▶ [WHAT IS NEEDED] Convert every line of the records into a JSON list of strings, one string per line, and leave out any blank lines.

>> START RECORD SET

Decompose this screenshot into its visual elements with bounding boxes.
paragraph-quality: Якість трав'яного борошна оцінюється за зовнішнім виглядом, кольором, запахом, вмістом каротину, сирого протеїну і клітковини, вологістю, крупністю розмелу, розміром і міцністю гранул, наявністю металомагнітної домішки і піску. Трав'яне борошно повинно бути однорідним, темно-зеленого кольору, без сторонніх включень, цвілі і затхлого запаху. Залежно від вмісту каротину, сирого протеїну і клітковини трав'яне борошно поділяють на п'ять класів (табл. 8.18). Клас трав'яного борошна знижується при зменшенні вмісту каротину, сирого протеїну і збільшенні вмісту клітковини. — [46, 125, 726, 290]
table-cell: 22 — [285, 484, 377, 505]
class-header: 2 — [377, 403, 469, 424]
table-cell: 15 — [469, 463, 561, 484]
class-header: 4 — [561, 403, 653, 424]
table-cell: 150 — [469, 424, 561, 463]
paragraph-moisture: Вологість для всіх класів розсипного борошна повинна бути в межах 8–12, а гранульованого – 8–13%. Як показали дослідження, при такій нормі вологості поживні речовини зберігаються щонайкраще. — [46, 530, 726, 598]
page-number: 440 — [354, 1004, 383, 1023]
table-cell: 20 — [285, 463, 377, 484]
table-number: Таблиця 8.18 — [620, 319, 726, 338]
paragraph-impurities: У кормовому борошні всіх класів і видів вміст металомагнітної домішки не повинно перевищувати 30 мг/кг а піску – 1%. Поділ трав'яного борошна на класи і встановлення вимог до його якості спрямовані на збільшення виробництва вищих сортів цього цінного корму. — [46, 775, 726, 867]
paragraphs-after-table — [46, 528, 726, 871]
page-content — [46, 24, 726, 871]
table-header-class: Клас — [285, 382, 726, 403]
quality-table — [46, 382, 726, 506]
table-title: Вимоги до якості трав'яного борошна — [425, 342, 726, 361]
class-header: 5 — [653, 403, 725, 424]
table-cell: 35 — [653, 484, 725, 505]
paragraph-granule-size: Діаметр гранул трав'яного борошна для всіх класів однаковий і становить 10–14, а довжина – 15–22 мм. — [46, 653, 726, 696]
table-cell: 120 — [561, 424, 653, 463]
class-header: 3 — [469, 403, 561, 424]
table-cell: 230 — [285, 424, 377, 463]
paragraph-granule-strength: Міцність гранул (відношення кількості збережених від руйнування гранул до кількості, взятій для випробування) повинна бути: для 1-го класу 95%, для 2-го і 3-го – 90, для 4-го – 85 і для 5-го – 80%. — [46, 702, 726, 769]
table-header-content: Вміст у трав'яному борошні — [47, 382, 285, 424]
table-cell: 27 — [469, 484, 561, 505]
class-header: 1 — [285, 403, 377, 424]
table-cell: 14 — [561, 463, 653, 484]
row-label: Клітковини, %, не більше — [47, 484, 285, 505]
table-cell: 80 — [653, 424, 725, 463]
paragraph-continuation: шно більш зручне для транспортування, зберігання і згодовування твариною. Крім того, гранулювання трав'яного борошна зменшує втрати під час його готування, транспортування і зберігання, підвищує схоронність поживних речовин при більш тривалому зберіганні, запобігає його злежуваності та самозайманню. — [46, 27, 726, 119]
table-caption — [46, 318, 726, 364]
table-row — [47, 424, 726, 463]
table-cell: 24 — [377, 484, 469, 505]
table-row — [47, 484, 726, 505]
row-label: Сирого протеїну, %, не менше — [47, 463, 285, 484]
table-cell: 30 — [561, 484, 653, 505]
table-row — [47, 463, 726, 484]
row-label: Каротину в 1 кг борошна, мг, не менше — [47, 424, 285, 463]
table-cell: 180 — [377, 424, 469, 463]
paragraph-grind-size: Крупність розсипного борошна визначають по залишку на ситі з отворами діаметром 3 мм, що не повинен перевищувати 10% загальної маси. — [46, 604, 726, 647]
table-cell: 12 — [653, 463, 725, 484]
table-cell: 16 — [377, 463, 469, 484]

>> END RECORD SET

▶ [THE SOLUTION]
[
  "Decompose this screenshot into its visual elements with bounding boxes.",
  "paragraph-quality: Якість трав'яного борошна оцінюється за зовнішнім виглядом, кольором, запахом, вмістом каротину, сирого протеїну і клітковини, вологістю, крупністю розмелу, розміром і міцністю гранул, наявністю металомагнітної домішки і піску. Трав'яне борошно повинно бути однорідним, темно-зеленого кольору, без сторонніх включень, цвілі і затхлого запаху. Залежно від вмісту каротину, сирого протеїну і клітковини трав'яне борошно поділяють на п'ять класів (табл. 8.18). Клас трав'яного борошна знижується при зменшенні вмісту каротину, сирого протеїну і збільшенні вмісту клітковини. — [46, 125, 726, 290]",
  "table-cell: 22 — [285, 484, 377, 505]",
  "class-header: 2 — [377, 403, 469, 424]",
  "table-cell: 15 — [469, 463, 561, 484]",
  "class-header: 4 — [561, 403, 653, 424]",
  "table-cell: 150 — [469, 424, 561, 463]",
  "paragraph-moisture: Вологість для всіх класів розсипного борошна повинна бути в межах 8–12, а гранульованого – 8–13%. Як показали дослідження, при такій нормі вологості поживні речовини зберігаються щонайкраще. — [46, 530, 726, 598]",
  "page-number: 440 — [354, 1004, 383, 1023]",
  "table-cell: 20 — [285, 463, 377, 484]",
  "table-number: Таблиця 8.18 — [620, 319, 726, 338]",
  "paragraph-impurities: У кормовому борошні всіх класів і видів вміст металомагнітної домішки не повинно перевищувати 30 мг/кг а піску – 1%. Поділ трав'яного борошна на класи і встановлення вимог до його якості спрямовані на збільшення виробництва вищих сортів цього цінного корму. — [46, 775, 726, 867]",
  "paragraphs-after-table — [46, 528, 726, 871]",
  "page-content — [46, 24, 726, 871]",
  "table-header-class: Клас — [285, 382, 726, 403]",
  "quality-table — [46, 382, 726, 506]",
  "table-title: Вимоги до якості трав'яного борошна — [425, 342, 726, 361]",
  "class-header: 5 — [653, 403, 725, 424]",
  "table-cell: 35 — [653, 484, 725, 505]",
  "paragraph-granule-size: Діаметр гранул трав'яного борошна для всіх класів однаковий і становить 10–14, а довжина – 15–22 мм. — [46, 653, 726, 696]",
  "table-cell: 120 — [561, 424, 653, 463]",
  "class-header: 3 — [469, 403, 561, 424]",
  "table-cell: 230 — [285, 424, 377, 463]",
  "paragraph-granule-strength: Міцність гранул (відношення кількості збережених від руйнування гранул до кількості, взятій для випробування) повинна бути: для 1-го класу 95%, для 2-го і 3-го – 90, для 4-го – 85 і для 5-го – 80%. — [46, 702, 726, 769]",
  "table-header-content: Вміст у трав'яному борошні — [47, 382, 285, 424]",
  "table-cell: 27 — [469, 484, 561, 505]",
  "class-header: 1 — [285, 403, 377, 424]",
  "table-cell: 14 — [561, 463, 653, 484]",
  "row-label: Клітковини, %, не більше — [47, 484, 285, 505]",
  "table-cell: 80 — [653, 424, 725, 463]",
  "paragraph-continuation: шно більш зручне для транспортування, зберігання і згодовування твариною. Крім того, гранулювання трав'яного борошна зменшує втрати під час його готування, транспортування і зберігання, підвищує схоронність поживних речовин при більш тривалому зберіганні, запобігає його злежуваності та самозайманню. — [46, 27, 726, 119]",
  "table-caption — [46, 318, 726, 364]",
  "table-row — [47, 424, 726, 463]",
  "table-cell: 24 — [377, 484, 469, 505]",
  "table-row — [47, 484, 726, 505]",
  "row-label: Сирого протеїну, %, не менше — [47, 463, 285, 484]",
  "table-cell: 30 — [561, 484, 653, 505]",
  "table-row — [47, 463, 726, 484]",
  "row-label: Каротину в 1 кг борошна, мг, не менше — [47, 424, 285, 463]",
  "table-cell: 180 — [377, 424, 469, 463]",
  "paragraph-grind-size: Крупність розсипного борошна визначають по залишку на ситі з отворами діаметром 3 мм, що не повинен перевищувати 10% загальної маси. — [46, 604, 726, 647]",
  "table-cell: 12 — [653, 463, 725, 484]",
  "table-cell: 16 — [377, 463, 469, 484]"
]